■ **PROBLEM STATEMENT**
Output the rows running from the line containing "Decompose this screenshot" through the line containing "cell-accuracy: 0.689 bbox=[785, 391, 873, 434]", both included, as a numbered list with blank lines omitted. Leave the pictures out of your answer.

[Start of LISTING]

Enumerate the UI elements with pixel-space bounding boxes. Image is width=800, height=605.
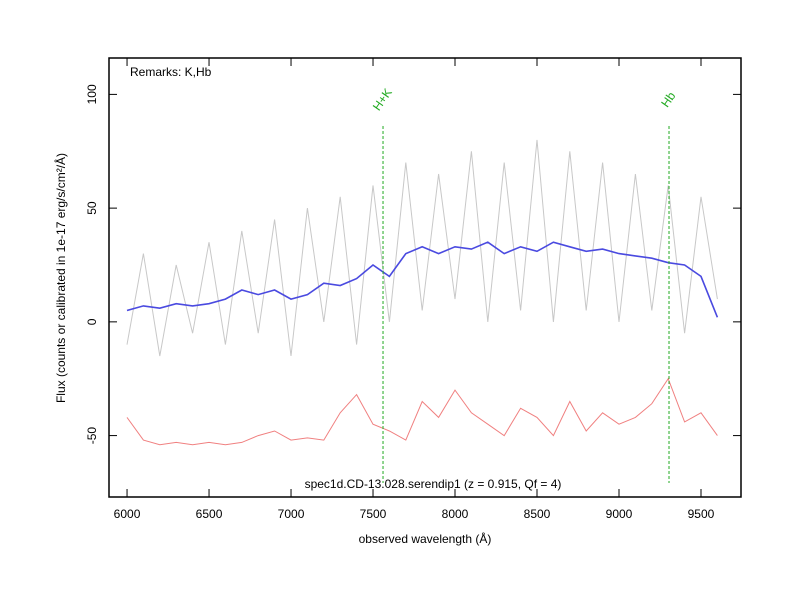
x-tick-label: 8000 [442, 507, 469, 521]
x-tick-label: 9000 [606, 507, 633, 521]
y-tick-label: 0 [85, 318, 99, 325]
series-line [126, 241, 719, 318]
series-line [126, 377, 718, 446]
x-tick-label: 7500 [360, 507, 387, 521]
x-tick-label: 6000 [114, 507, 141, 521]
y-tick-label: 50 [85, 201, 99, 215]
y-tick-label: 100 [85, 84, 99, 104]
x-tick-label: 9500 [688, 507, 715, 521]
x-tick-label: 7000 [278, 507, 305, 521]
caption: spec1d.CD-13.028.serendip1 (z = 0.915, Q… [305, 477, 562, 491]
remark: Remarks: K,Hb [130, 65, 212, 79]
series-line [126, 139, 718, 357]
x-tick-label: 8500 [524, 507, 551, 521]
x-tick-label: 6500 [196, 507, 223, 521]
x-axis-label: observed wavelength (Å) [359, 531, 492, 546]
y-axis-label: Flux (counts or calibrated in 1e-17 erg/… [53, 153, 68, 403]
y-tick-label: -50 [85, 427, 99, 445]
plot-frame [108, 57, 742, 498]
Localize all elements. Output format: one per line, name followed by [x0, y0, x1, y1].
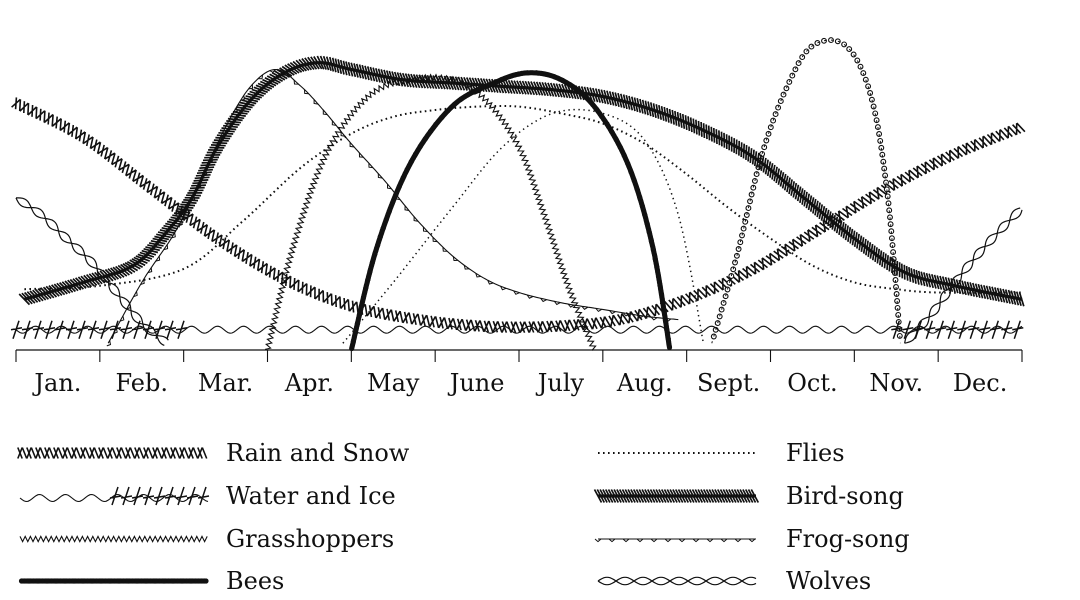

[End of LISTING]
[Start of LISTING]

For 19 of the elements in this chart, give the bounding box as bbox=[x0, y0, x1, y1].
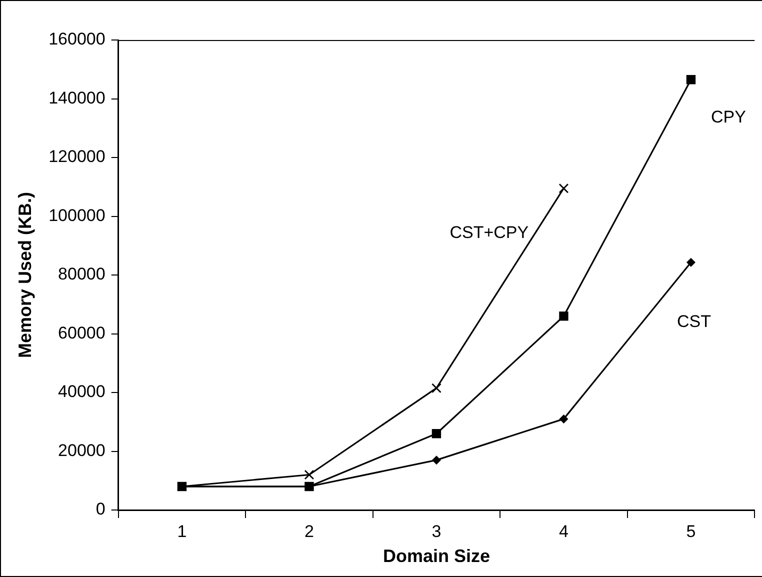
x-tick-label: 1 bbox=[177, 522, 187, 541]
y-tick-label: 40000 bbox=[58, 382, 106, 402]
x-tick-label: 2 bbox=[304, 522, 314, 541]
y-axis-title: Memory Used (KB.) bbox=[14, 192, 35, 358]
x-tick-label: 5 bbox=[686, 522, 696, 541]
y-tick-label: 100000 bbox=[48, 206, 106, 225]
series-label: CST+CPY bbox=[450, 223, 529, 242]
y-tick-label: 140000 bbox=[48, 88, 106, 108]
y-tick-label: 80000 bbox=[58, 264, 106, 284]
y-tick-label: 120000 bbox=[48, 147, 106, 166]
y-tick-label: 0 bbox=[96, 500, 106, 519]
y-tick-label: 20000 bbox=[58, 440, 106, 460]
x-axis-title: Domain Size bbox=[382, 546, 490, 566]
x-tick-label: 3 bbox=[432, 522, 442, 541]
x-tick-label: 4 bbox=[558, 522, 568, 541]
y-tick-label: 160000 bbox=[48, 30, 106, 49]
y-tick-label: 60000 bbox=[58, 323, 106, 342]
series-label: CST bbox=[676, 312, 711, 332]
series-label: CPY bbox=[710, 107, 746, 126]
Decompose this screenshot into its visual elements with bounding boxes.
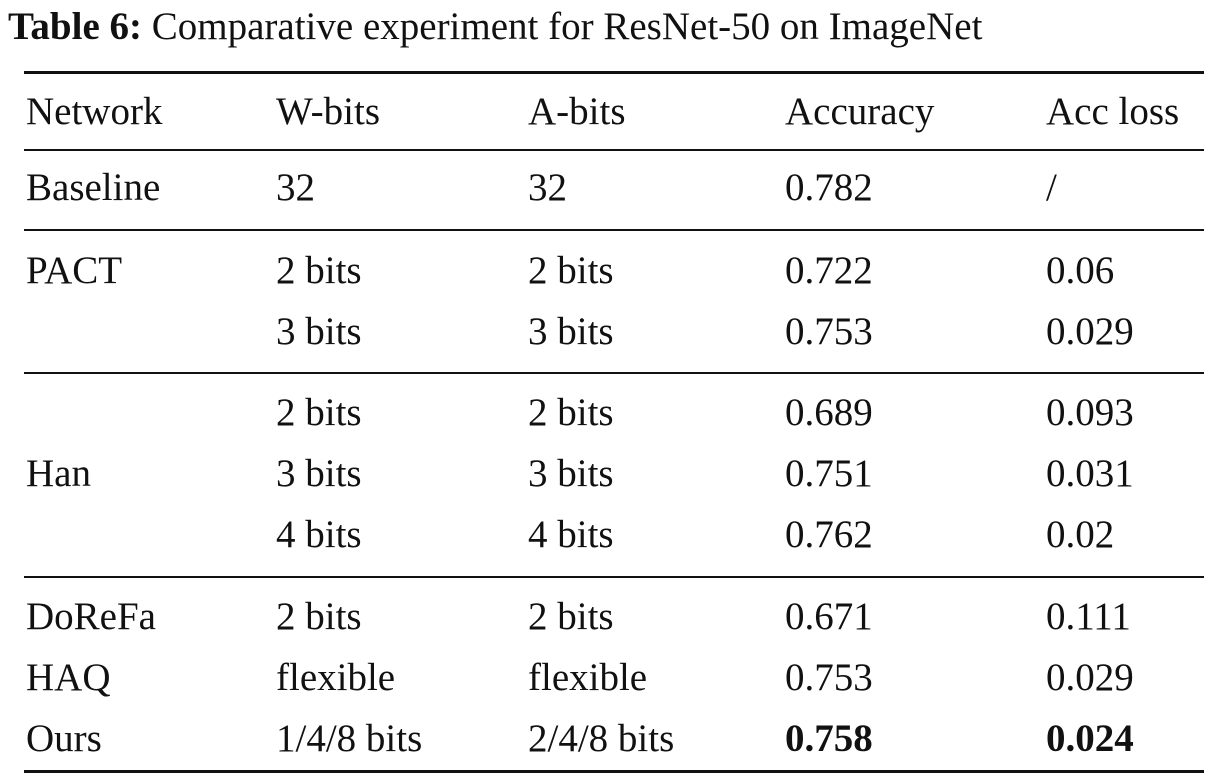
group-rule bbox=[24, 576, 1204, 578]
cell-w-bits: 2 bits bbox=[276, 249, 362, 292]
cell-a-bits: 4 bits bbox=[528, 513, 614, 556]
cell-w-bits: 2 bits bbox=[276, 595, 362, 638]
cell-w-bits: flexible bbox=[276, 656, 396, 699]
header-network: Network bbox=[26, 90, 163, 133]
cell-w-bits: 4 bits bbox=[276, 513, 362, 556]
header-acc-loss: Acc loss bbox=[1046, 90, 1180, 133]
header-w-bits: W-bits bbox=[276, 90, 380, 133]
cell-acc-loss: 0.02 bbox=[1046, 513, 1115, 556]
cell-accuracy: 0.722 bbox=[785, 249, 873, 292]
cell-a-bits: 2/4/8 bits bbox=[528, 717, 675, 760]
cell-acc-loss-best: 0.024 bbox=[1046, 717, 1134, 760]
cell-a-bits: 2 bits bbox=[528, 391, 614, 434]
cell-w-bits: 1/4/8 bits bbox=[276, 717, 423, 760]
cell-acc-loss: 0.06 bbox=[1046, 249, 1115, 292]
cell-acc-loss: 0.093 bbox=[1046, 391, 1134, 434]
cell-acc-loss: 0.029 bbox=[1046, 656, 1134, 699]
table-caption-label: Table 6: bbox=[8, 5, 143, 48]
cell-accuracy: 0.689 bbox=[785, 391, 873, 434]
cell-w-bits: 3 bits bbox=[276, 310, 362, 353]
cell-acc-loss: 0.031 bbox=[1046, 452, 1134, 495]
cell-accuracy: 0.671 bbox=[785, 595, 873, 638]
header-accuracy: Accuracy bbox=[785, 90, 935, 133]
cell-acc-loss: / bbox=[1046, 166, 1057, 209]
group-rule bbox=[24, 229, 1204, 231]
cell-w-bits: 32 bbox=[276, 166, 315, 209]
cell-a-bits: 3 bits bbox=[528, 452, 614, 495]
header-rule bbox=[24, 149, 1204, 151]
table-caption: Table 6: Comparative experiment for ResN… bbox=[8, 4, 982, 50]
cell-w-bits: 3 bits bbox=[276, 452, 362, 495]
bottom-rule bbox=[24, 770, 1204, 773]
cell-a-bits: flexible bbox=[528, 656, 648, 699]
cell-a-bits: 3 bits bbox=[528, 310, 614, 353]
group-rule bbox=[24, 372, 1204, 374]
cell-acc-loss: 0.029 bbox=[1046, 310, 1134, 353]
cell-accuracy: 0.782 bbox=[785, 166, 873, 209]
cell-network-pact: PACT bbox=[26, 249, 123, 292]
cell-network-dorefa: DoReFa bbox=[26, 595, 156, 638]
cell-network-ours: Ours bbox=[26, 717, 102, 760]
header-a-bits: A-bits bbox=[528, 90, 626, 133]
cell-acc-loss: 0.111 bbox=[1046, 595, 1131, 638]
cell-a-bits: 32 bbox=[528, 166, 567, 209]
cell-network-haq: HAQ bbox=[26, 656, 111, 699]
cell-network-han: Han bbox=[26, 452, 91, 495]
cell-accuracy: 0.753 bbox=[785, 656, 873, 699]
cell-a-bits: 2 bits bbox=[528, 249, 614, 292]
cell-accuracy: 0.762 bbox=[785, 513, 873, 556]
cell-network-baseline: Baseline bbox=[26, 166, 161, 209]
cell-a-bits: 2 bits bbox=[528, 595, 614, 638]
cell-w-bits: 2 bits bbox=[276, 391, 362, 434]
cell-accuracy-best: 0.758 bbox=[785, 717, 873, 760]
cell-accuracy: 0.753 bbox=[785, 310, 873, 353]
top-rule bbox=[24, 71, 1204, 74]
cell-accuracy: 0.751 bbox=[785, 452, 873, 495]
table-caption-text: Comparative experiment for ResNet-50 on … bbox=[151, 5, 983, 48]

[End of LISTING]

■ **SOLUTION FOR THIS TASK**
1. Decompose this screenshot into its visual elements with bounding boxes.
2. group-rule bbox=[24, 576, 1204, 578]
3. cell-w-bits: 2 bits bbox=[276, 249, 362, 292]
4. cell-a-bits: 4 bits bbox=[528, 513, 614, 556]
5. cell-w-bits: 2 bits bbox=[276, 595, 362, 638]
6. cell-w-bits: flexible bbox=[276, 656, 396, 699]
7. header-network: Network bbox=[26, 90, 163, 133]
8. cell-w-bits: 4 bits bbox=[276, 513, 362, 556]
9. header-acc-loss: Acc loss bbox=[1046, 90, 1180, 133]
10. header-w-bits: W-bits bbox=[276, 90, 380, 133]
11. cell-acc-loss: 0.02 bbox=[1046, 513, 1115, 556]
12. cell-accuracy: 0.722 bbox=[785, 249, 873, 292]
13. cell-a-bits: 2/4/8 bits bbox=[528, 717, 675, 760]
14. cell-acc-loss-best: 0.024 bbox=[1046, 717, 1134, 760]
15. cell-a-bits: 2 bits bbox=[528, 391, 614, 434]
16. cell-w-bits: 1/4/8 bits bbox=[276, 717, 423, 760]
17. cell-acc-loss: 0.06 bbox=[1046, 249, 1115, 292]
18. cell-acc-loss: 0.093 bbox=[1046, 391, 1134, 434]
19. cell-acc-loss: 0.029 bbox=[1046, 656, 1134, 699]
20. table-caption-label: Table 6: bbox=[8, 5, 143, 48]
21. cell-accuracy: 0.689 bbox=[785, 391, 873, 434]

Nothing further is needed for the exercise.